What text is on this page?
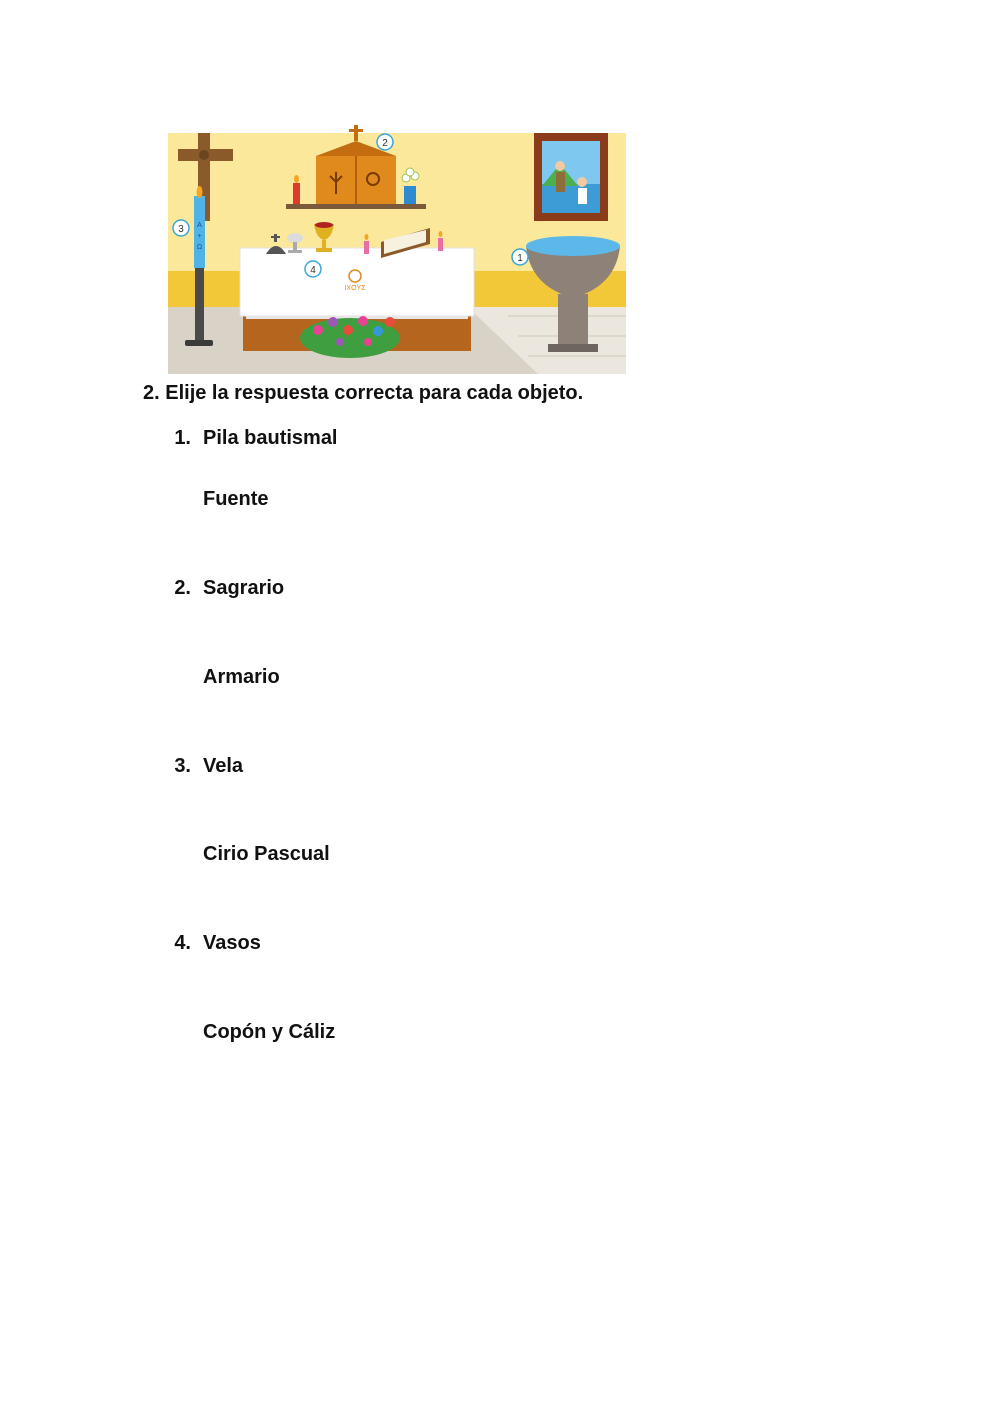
A
+
Ω
IXOYΣ
1
2
3
4
2. Elije la respuesta correcta para cada objeto.
1. Pila bautismal
Fuente
2. Sagrario
Armario
3. Vela
Cirio Pascual
4. Vasos
Copón y Cáliz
-----
• **What you have to do**
Write out every entry again word for word, without any of the pictures.

• **Right answer**
What text is on this page?
A
+
Ω
IXOYΣ
1
2
3
4
2. Elije la respuesta correcta para cada objeto.
1. Pila bautismal
Fuente
2. Sagrario
Armario
3. Vela
Cirio Pascual
4. Vasos
Copón y Cáliz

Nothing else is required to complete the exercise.